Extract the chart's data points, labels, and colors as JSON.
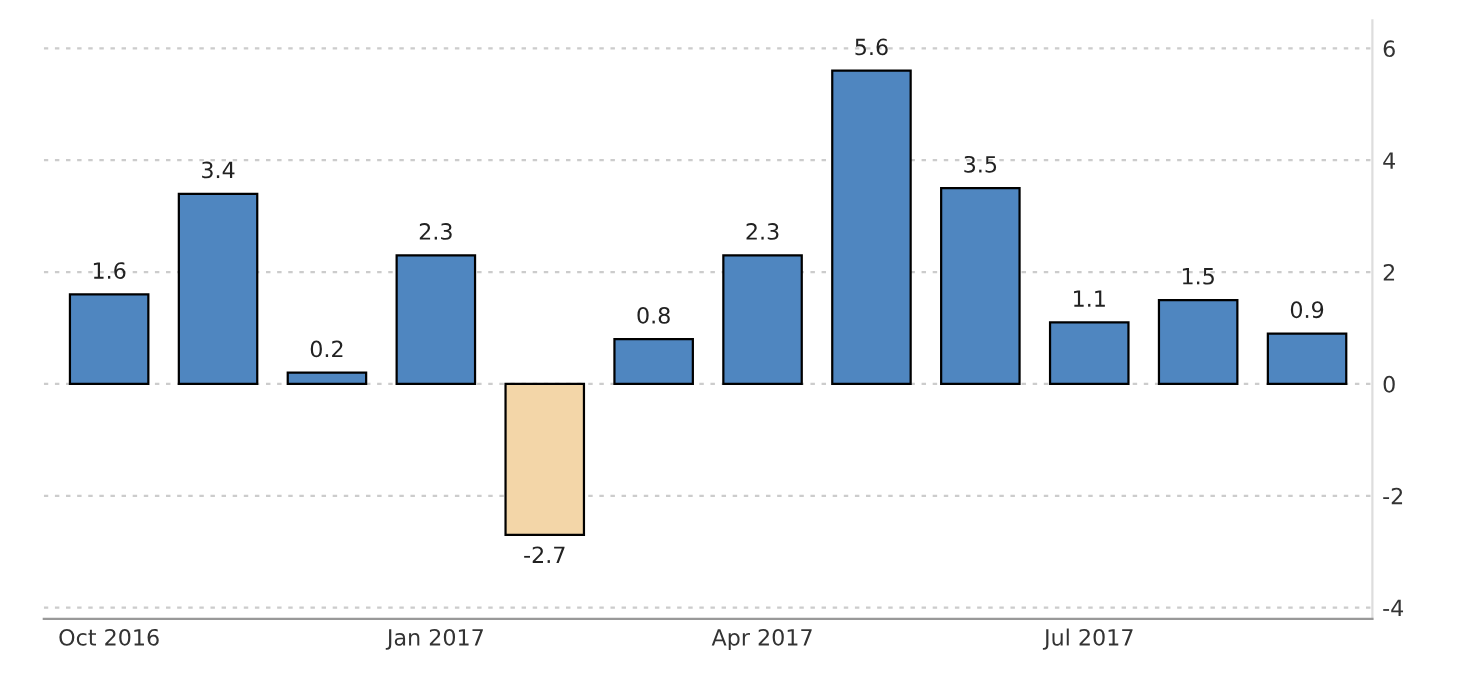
{
  "chart_data": {
    "type": "bar",
    "categories": [
      "Oct 2016",
      null,
      null,
      "Jan 2017",
      null,
      null,
      "Apr 2017",
      null,
      null,
      "Jul 2017",
      null,
      null
    ],
    "values": [
      1.6,
      3.4,
      0.2,
      2.3,
      -2.7,
      0.8,
      2.3,
      5.6,
      3.5,
      1.1,
      1.5,
      0.9
    ],
    "colors": [
      "#4f86c0",
      "#4f86c0",
      "#4f86c0",
      "#4f86c0",
      "#f3d6a8",
      "#4f86c0",
      "#4f86c0",
      "#4f86c0",
      "#4f86c0",
      "#4f86c0",
      "#4f86c0",
      "#4f86c0"
    ],
    "ylim": [
      -4.2,
      6.5
    ],
    "yticks": [
      -4,
      -2,
      0,
      2,
      4,
      6
    ],
    "grid": "y",
    "data_labels": true
  }
}
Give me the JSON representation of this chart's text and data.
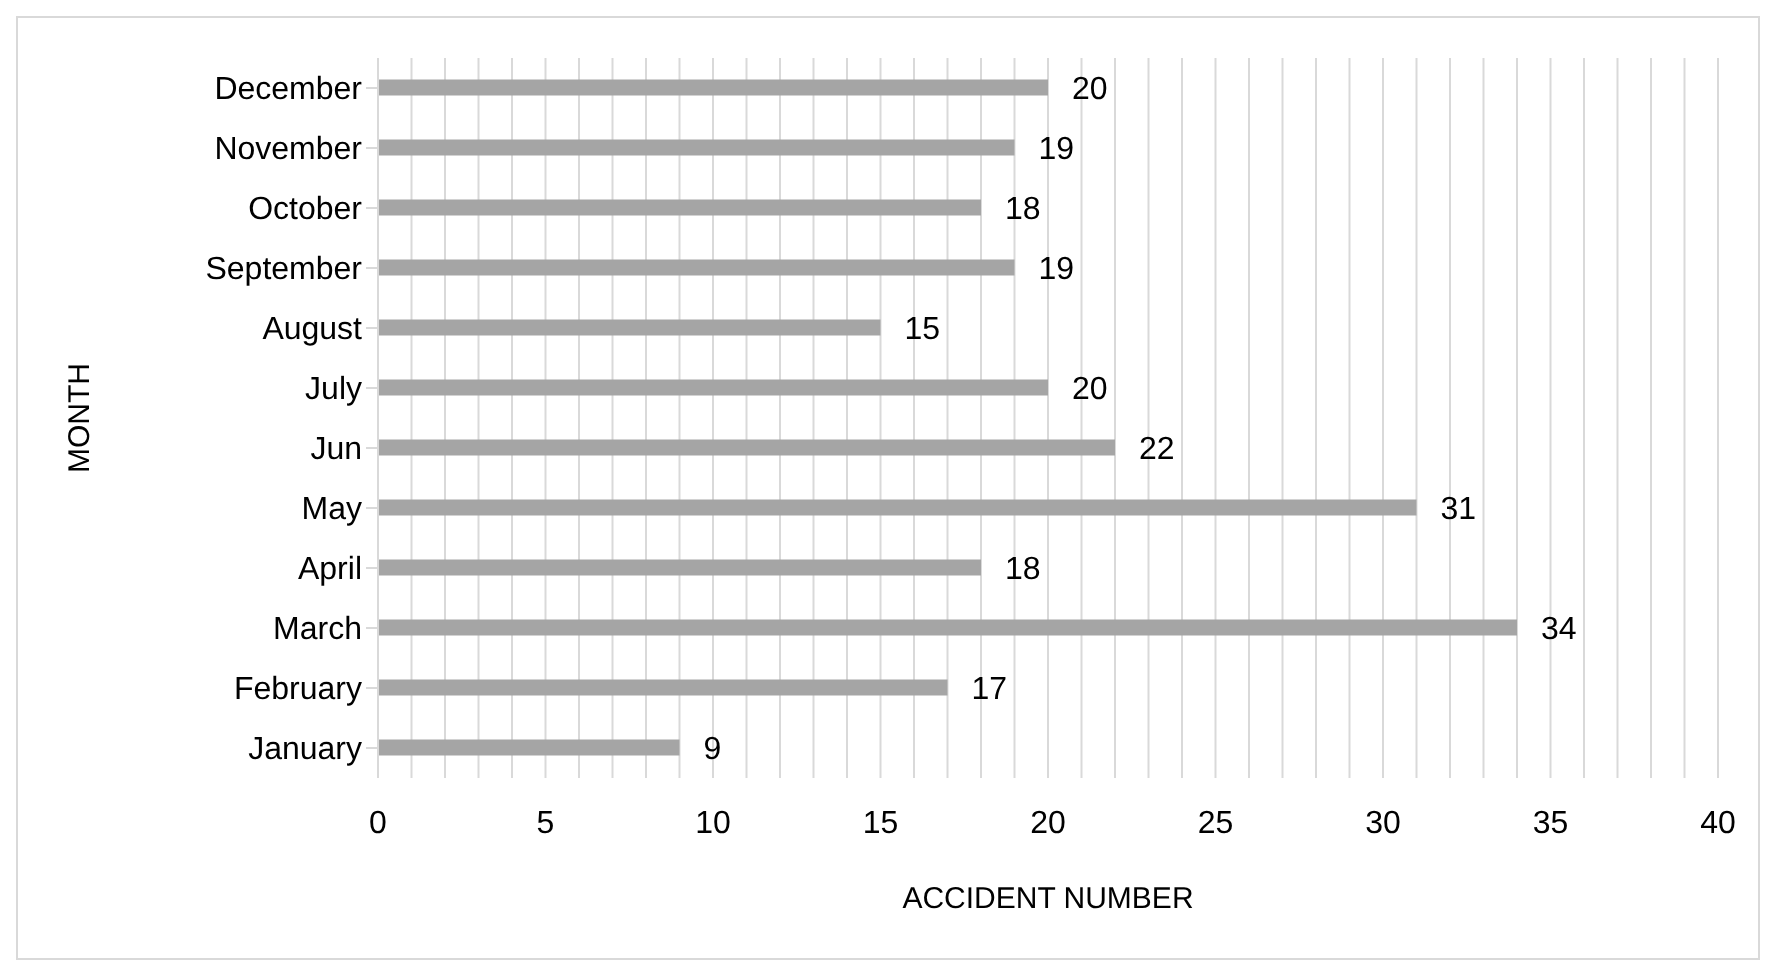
================
▶ The problem
Find the word "JSON" in the entries above and gather every line that holds it.

▶ Response to the exercise
Extract the chart's data points, labels, and colors as JSON.
Give me the JSON representation of this chart's text and data.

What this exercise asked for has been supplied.